*Directions:* Lines holding the string "JSON" are the ones to copy; find them all in the data.
=== Given records ===
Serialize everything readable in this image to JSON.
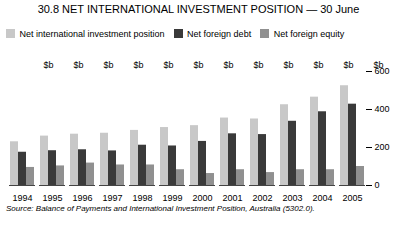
{
  "chart_data": {
    "type": "bar",
    "title": "30.8  NET INTERNATIONAL INVESTMENT POSITION — 30 June",
    "source": "Source:  Balance of Payments and International Investment Position, Australia (5302.0).",
    "ylabel": "$b",
    "categories": [
      "1994",
      "1995",
      "1996",
      "1997",
      "1998",
      "1999",
      "2000",
      "2001",
      "2002",
      "2003",
      "2004",
      "2005"
    ],
    "series": [
      {
        "name": "Net international investment position",
        "color": "#c8c8c8",
        "values": [
          230,
          260,
          270,
          275,
          290,
          305,
          315,
          355,
          350,
          425,
          465,
          525
        ]
      },
      {
        "name": "Net foreign debt",
        "color": "#3a3a3a",
        "values": [
          175,
          183,
          188,
          182,
          212,
          208,
          232,
          272,
          268,
          338,
          388,
          428
        ]
      },
      {
        "name": "Net foreign equity",
        "color": "#909090",
        "values": [
          95,
          103,
          118,
          108,
          108,
          83,
          63,
          83,
          68,
          83,
          83,
          100
        ]
      }
    ],
    "ylim": [
      0,
      600
    ],
    "yticks": [
      0,
      200,
      400,
      600
    ],
    "grid": false,
    "legend": "upper left"
  }
}
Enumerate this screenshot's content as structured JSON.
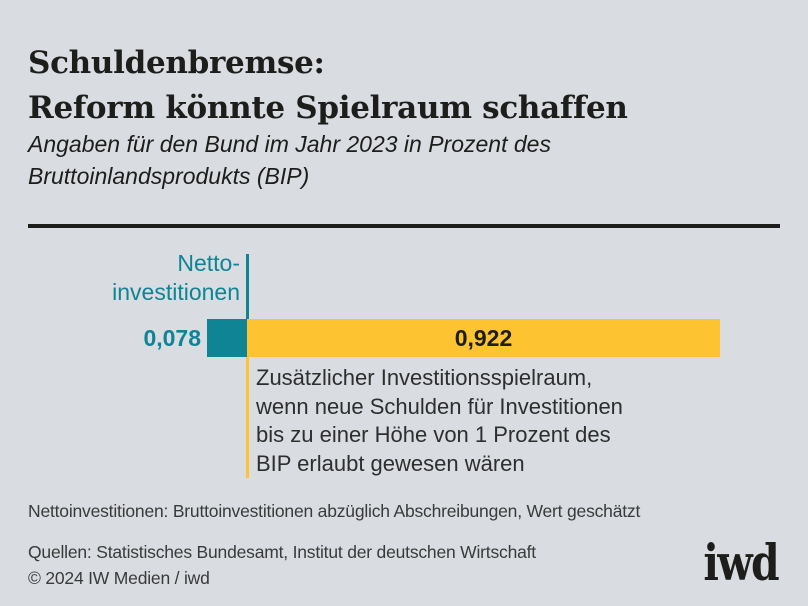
{
  "header": {
    "title": "Schuldenbremse:\nReform könnte Spielraum schaffen",
    "subtitle": "Angaben für den Bund im Jahr 2023 in Prozent des\nBruttoinlandsprodukts (BIP)"
  },
  "chart_data": {
    "type": "bar",
    "orientation": "horizontal",
    "stacked": true,
    "x_range": [
      0,
      1
    ],
    "unit": "Prozent des BIP (Bund, 2023)",
    "grid": false,
    "legend": "none",
    "series": [
      {
        "name": "Nettoinvestitionen",
        "value": 0.078,
        "value_label": "0,078",
        "color": "#0e8495",
        "callout": "Netto-\ninvestitionen"
      },
      {
        "name": "Zusätzlicher Investitionsspielraum",
        "value": 0.922,
        "value_label": "0,922",
        "color": "#fdc330",
        "callout": "Zusätzlicher Investitionsspielraum,\nwenn neue Schulden für Investitionen\nbis zu einer Höhe von 1 Prozent des\nBIP erlaubt gewesen wären"
      }
    ]
  },
  "footnote": "Nettoinvestitionen: Bruttoinvestitionen abzüglich Abschreibungen, Wert geschätzt",
  "sources": "Quellen: Statistisches Bundesamt, Institut der deutschen Wirtschaft\n© 2024 IW Medien / iwd",
  "logo": "iwd",
  "colors": {
    "background": "#d9dce0",
    "ink": "#1d1d1b",
    "teal": "#0e8495",
    "yellow": "#fdc330"
  }
}
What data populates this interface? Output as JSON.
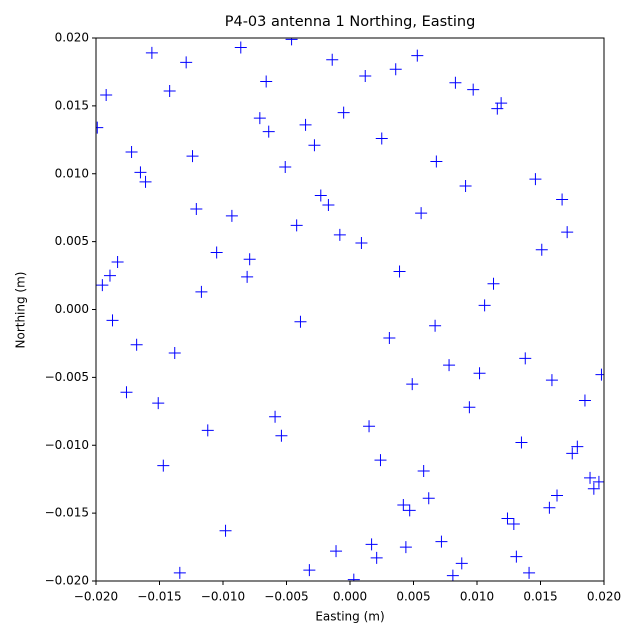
{
  "chart_data": {
    "type": "scatter",
    "title": "P4-03 antenna 1 Northing, Easting",
    "x_label": "Easting (m)",
    "y_label": "Northing (m)",
    "marker": "+",
    "color": "#0000ff",
    "xlim": [
      -0.02,
      0.02
    ],
    "ylim": [
      -0.02,
      0.02
    ],
    "xticks": [
      {
        "value": -0.02,
        "label": "−0.020"
      },
      {
        "value": -0.015,
        "label": "−0.015"
      },
      {
        "value": -0.01,
        "label": "−0.010"
      },
      {
        "value": -0.005,
        "label": "−0.005"
      },
      {
        "value": 0,
        "label": "0.000"
      },
      {
        "value": 0.005,
        "label": "0.005"
      },
      {
        "value": 0.01,
        "label": "0.010"
      },
      {
        "value": 0.015,
        "label": "0.015"
      },
      {
        "value": 0.02,
        "label": "0.020"
      }
    ],
    "yticks": [
      {
        "value": -0.02,
        "label": "−0.020"
      },
      {
        "value": -0.015,
        "label": "−0.015"
      },
      {
        "value": -0.01,
        "label": "−0.010"
      },
      {
        "value": -0.005,
        "label": "−0.005"
      },
      {
        "value": 0,
        "label": "0.000"
      },
      {
        "value": 0.005,
        "label": "0.005"
      },
      {
        "value": 0.01,
        "label": "0.010"
      },
      {
        "value": 0.015,
        "label": "0.015"
      },
      {
        "value": 0.02,
        "label": "0.020"
      }
    ],
    "x": [
      0.0031,
      -0.0124,
      0.0157,
      -0.0042,
      0.0088,
      -0.0183,
      0.0012,
      0.0135,
      -0.0071,
      0.0049,
      -0.0156,
      0.0192,
      -0.0023,
      0.0067,
      -0.0098,
      0.0171,
      -0.0134,
      0.0025,
      0.0113,
      -0.0059,
      0.0146,
      -0.0192,
      0.0078,
      -0.0011,
      0.0039,
      -0.0147,
      0.0185,
      -0.0086,
      0.0056,
      -0.0035,
      0.0124,
      -0.0168,
      0.0009,
      0.0097,
      -0.0112,
      0.0163,
      -0.0051,
      0.0072,
      -0.0195,
      0.0141,
      -0.0017,
      0.0058,
      -0.0129,
      0.0198,
      -0.0064,
      0.0021,
      0.0106,
      -0.0176,
      0.0083,
      -0.0005,
      0.0175,
      -0.0093,
      0.0044,
      -0.0138,
      0.0119,
      -0.0028,
      0.0062,
      -0.0187,
      0.0151,
      0.0003,
      -0.0079,
      0.0129,
      -0.0161,
      0.0036,
      0.0094,
      -0.0046,
      0.0189,
      -0.0117,
      0.0015,
      0.0068,
      -0.0199,
      0.0102,
      -0.0032,
      0.0167,
      -0.0081,
      0.0047,
      -0.0142,
      0.0131,
      -0.0008,
      0.0179,
      0.0053,
      -0.0105,
      0.0024,
      -0.0172,
      0.0138,
      -0.0066,
      0.0091,
      -0.0151,
      0.0196,
      -0.0039,
      0.0017,
      -0.0189,
      0.0116,
      -0.0054,
      0.0081,
      -0.0121,
      0.0159,
      -0.0014,
      0.0042,
      -0.0165
    ],
    "y": [
      -0.0021,
      0.0113,
      -0.0146,
      0.0062,
      -0.0187,
      0.0035,
      0.0172,
      -0.0098,
      0.0141,
      -0.0055,
      0.0189,
      -0.0132,
      0.0084,
      -0.0012,
      -0.0163,
      0.0057,
      -0.0194,
      0.0126,
      0.0019,
      -0.0079,
      0.0096,
      0.0158,
      -0.0041,
      -0.0178,
      0.0028,
      -0.0115,
      -0.0067,
      0.0193,
      0.0071,
      0.0136,
      -0.0154,
      -0.0026,
      0.0049,
      0.0162,
      -0.0089,
      -0.0137,
      0.0105,
      -0.0171,
      0.0018,
      -0.0194,
      0.0077,
      -0.0119,
      0.0182,
      -0.0048,
      0.0131,
      -0.0183,
      0.0003,
      -0.0061,
      0.0167,
      0.0145,
      -0.0106,
      0.0069,
      -0.0175,
      -0.0032,
      0.0152,
      0.0121,
      -0.0139,
      -0.0008,
      0.0044,
      -0.0199,
      0.0037,
      -0.0158,
      0.0094,
      0.0177,
      -0.0072,
      0.0199,
      -0.0124,
      0.0013,
      -0.0086,
      0.0109,
      0.0134,
      -0.0047,
      -0.0192,
      0.0081,
      0.0024,
      -0.0148,
      0.0161,
      -0.0182,
      0.0055,
      -0.0101,
      0.0187,
      0.0042,
      -0.0111,
      0.0116,
      -0.0036,
      0.0168,
      0.0091,
      -0.0069,
      -0.0127,
      -0.0009,
      -0.0173,
      0.0025,
      0.0148,
      -0.0093,
      -0.0196,
      0.0074,
      -0.0052,
      0.0184,
      -0.0144,
      0.0101
    ]
  }
}
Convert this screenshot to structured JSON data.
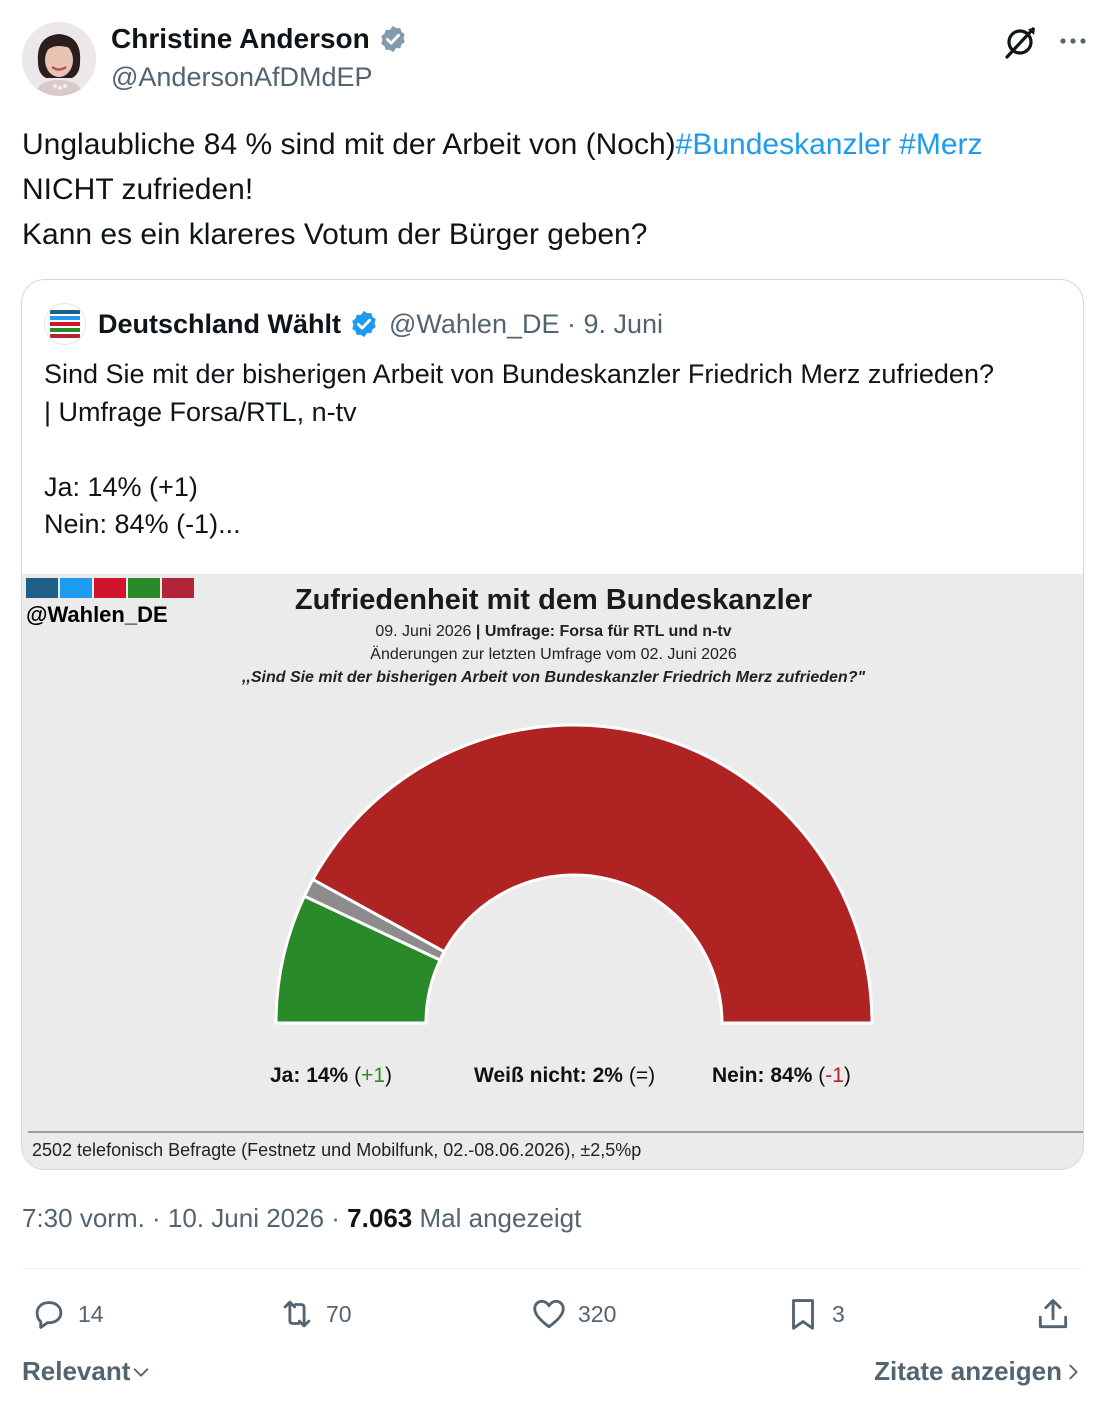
{
  "author": {
    "name": "Christine Anderson",
    "handle": "@AndersonAfDMdEP",
    "verified_color": "#829aab"
  },
  "tweet": {
    "line1_prefix": "Unglaubliche 84 % sind mit der Arbeit von (Noch)",
    "hashtag1": "#Bundeskanzler",
    "hashtag2": "#Merz",
    "line2": "NICHT zufrieden!",
    "line3": "Kann es ein klareres Votum der Bürger geben?",
    "hashtag_color": "#1d9bf0"
  },
  "quote": {
    "name": "Deutschland Wählt",
    "meta": "@Wahlen_DE · 9. Juni",
    "verified_color": "#1d9bf0",
    "text": "Sind Sie mit der bisherigen Arbeit von Bundeskanzler Friedrich Merz zufrieden?\n| Umfrage Forsa/RTL, n-tv\n\nJa: 14% (+1)\nNein: 84% (-1)..."
  },
  "graphic": {
    "logo_text": "@Wahlen_DE",
    "logo_colors": [
      "#1f5f86",
      "#1d9bf0",
      "#d0142b",
      "#2a8a2a",
      "#b3243a"
    ],
    "title": "Zufriedenheit mit dem Bundeskanzler",
    "sub_date": "09. Juni 2026",
    "sub_separator": "|",
    "sub_source": "Umfrage: Forsa für RTL und n-tv",
    "sub_changes": "Änderungen zur letzten Umfrage vom 02. Juni 2026",
    "sub_question": ",,Sind Sie mit der bisherigen Arbeit von Bundeskanzler Friedrich Merz zufrieden?\"",
    "footer": "2502 telefonisch Befragte (Festnetz und Mobilfunk, 02.-08.06.2026), ±2,5%p",
    "labels": {
      "ja_name": "Ja:",
      "ja_value": "14%",
      "ja_change_open": "(",
      "ja_change": "+1",
      "ja_change_close": ")",
      "wn_name": "Weiß nicht:",
      "wn_value": "2%",
      "wn_change": "(=)",
      "nein_name": "Nein:",
      "nein_value": "84%",
      "nein_change_open": "(",
      "nein_change": "-1",
      "nein_change_close": ")"
    }
  },
  "chart_data": {
    "type": "pie",
    "subtype": "semicircle",
    "title": "Zufriedenheit mit dem Bundeskanzler",
    "categories": [
      "Ja",
      "Weiß nicht",
      "Nein"
    ],
    "values": [
      14,
      2,
      84
    ],
    "changes": [
      "+1",
      "=",
      "-1"
    ],
    "colors": [
      "#2a8a2a",
      "#8c8c8c",
      "#b02323"
    ],
    "unit": "%"
  },
  "meta": {
    "time": "7:30 vorm. · 10. Juni 2026 · ",
    "views": "7.063",
    "views_label": "Mal angezeigt"
  },
  "actions": {
    "replies": "14",
    "reposts": "70",
    "likes": "320",
    "bookmarks": "3"
  },
  "footer_nav": {
    "sort": "Relevant",
    "quotes": "Zitate anzeigen"
  }
}
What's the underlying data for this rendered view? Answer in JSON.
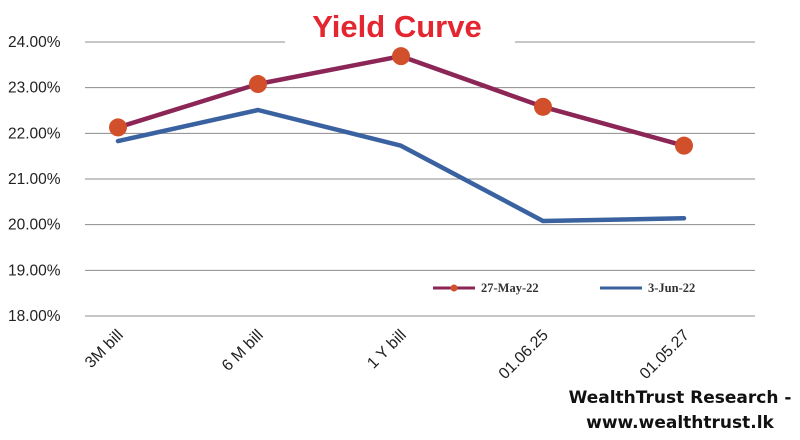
{
  "chart_data": {
    "type": "line",
    "title": "Yield Curve",
    "xlabel": "",
    "ylabel": "",
    "categories": [
      "3M bill",
      "6 M bill",
      "1 Y bill",
      "01.06.25",
      "01.05.27"
    ],
    "ylim": [
      18,
      24
    ],
    "yticks": [
      "18.00%",
      "19.00%",
      "20.00%",
      "21.00%",
      "22.00%",
      "23.00%",
      "24.00%"
    ],
    "grid": true,
    "legend_position": "bottom-right",
    "series": [
      {
        "name": "27-May-22",
        "values": [
          22.13,
          23.08,
          23.69,
          22.58,
          21.73
        ],
        "color": "#8b2656",
        "marker": "circle"
      },
      {
        "name": "3-Jun-22",
        "values": [
          21.83,
          22.51,
          21.73,
          20.08,
          20.14
        ],
        "color": "#3a62a0",
        "marker": "none"
      }
    ],
    "marker_color": "#d1502b"
  },
  "watermark": {
    "line1": "WealthTrust Research -",
    "line2": "www.wealthtrust.lk"
  }
}
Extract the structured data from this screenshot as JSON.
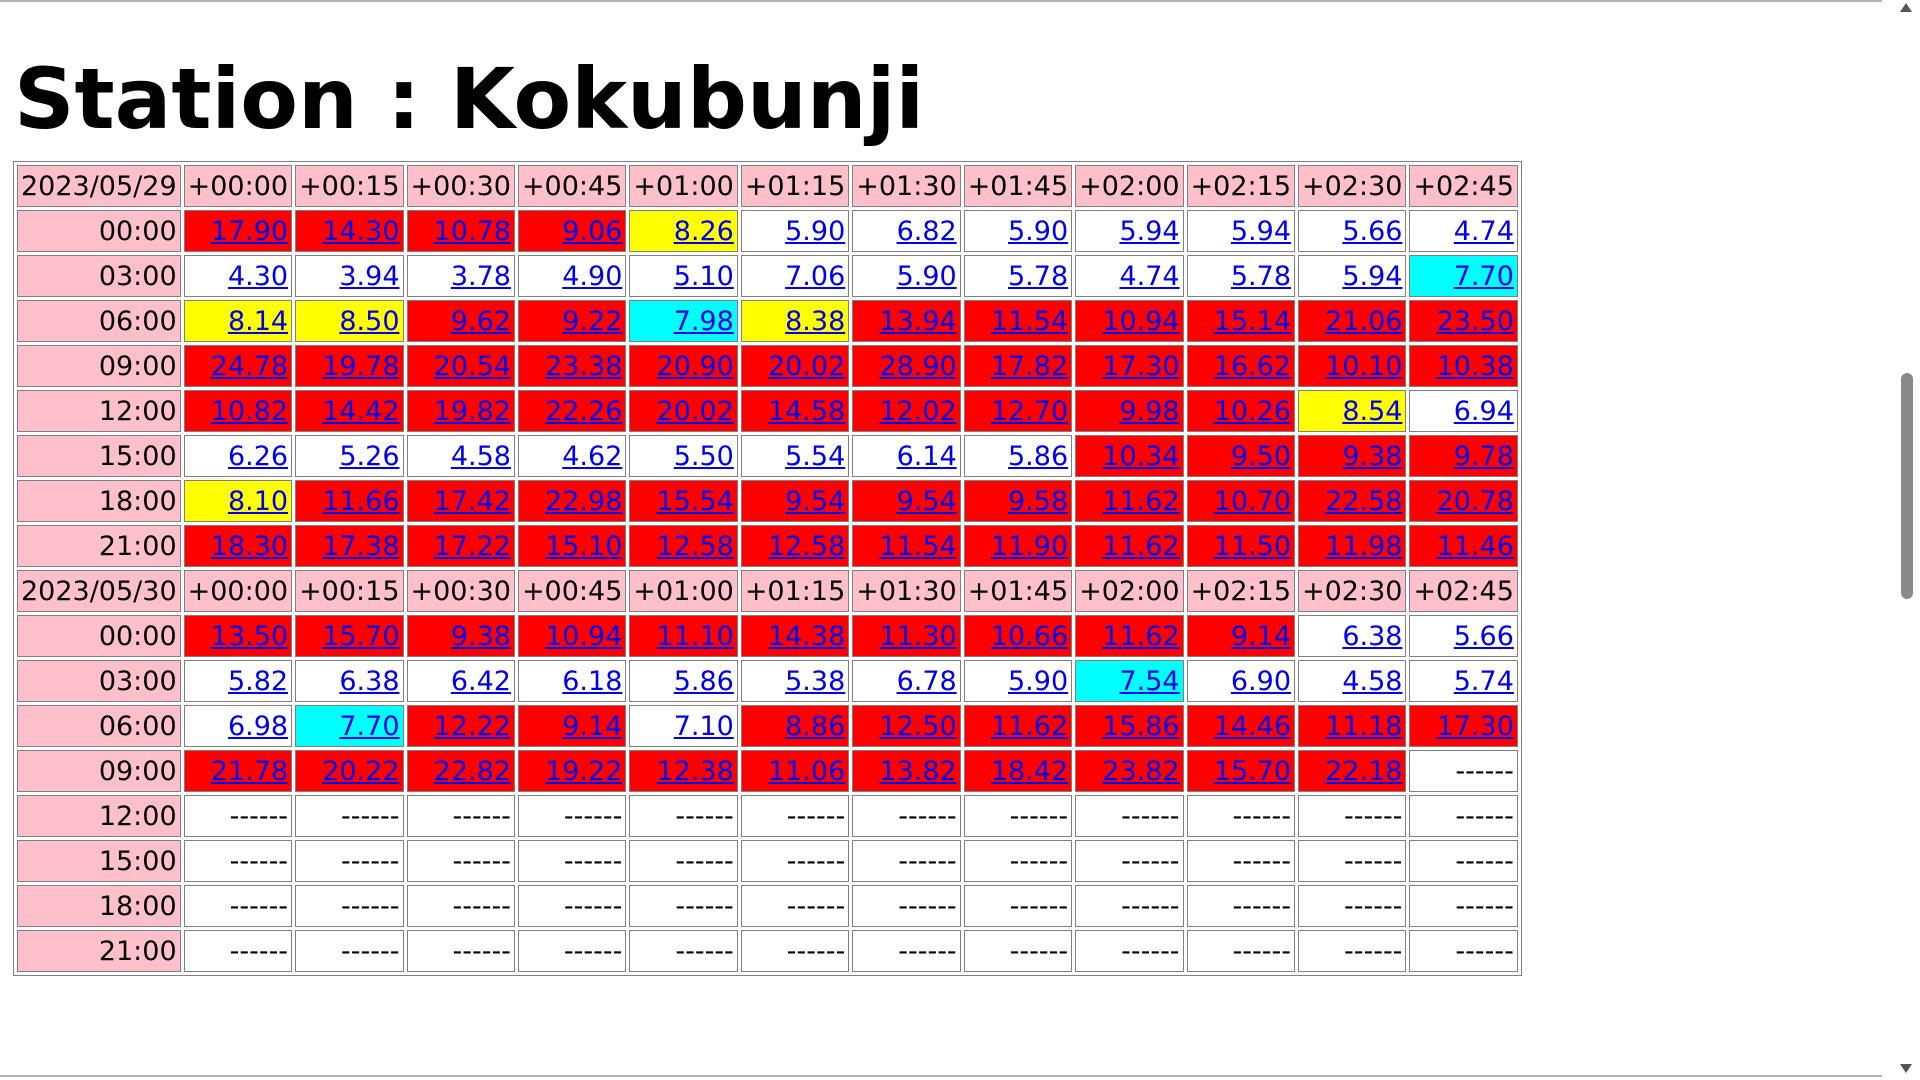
===
*Response:*
Serialize everything readable in this image to JSON.
Enumerate this screenshot's content as structured JSON.
What data populates this interface? Output as JSON.
Convert this screenshot to structured JSON data.
What's the underlying data for this rendered view? Answer in JSON.
Extract the structured data from this screenshot as JSON.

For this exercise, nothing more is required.